Lines that hold the word "name" should be located and copied.

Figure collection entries

⟨

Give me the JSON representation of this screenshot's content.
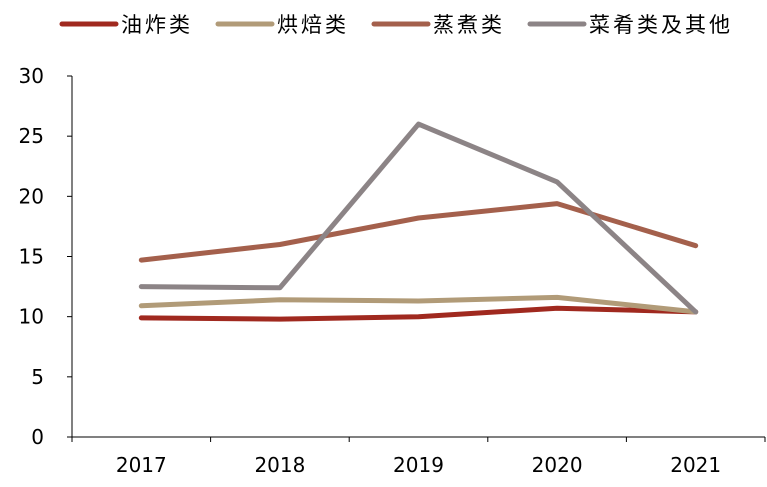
{
  "chart_data": {
    "type": "line",
    "title": "",
    "xlabel": "",
    "ylabel": "",
    "categories": [
      "2017",
      "2018",
      "2019",
      "2020",
      "2021"
    ],
    "ylim": [
      0,
      30
    ],
    "yticks": [
      0,
      5,
      10,
      15,
      20,
      25,
      30
    ],
    "grid": false,
    "legend_position": "top",
    "series": [
      {
        "name": "油炸类",
        "color": "#A0291F",
        "values": [
          9.9,
          9.8,
          10.0,
          10.7,
          10.4
        ]
      },
      {
        "name": "烘焙类",
        "color": "#B19B78",
        "values": [
          10.9,
          11.4,
          11.3,
          11.6,
          10.4
        ]
      },
      {
        "name": "蒸煮类",
        "color": "#A4604C",
        "values": [
          14.7,
          16.0,
          18.2,
          19.4,
          15.9
        ]
      },
      {
        "name": "菜肴类及其他",
        "color": "#8C8486",
        "values": [
          12.5,
          12.4,
          26.0,
          21.2,
          10.4
        ]
      }
    ]
  }
}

⟩

- [TASK SOLUTION]:
        "name": "油炸类",
        "name": "烘焙类",
        "name": "蒸煮类",
        "name": "菜肴类及其他",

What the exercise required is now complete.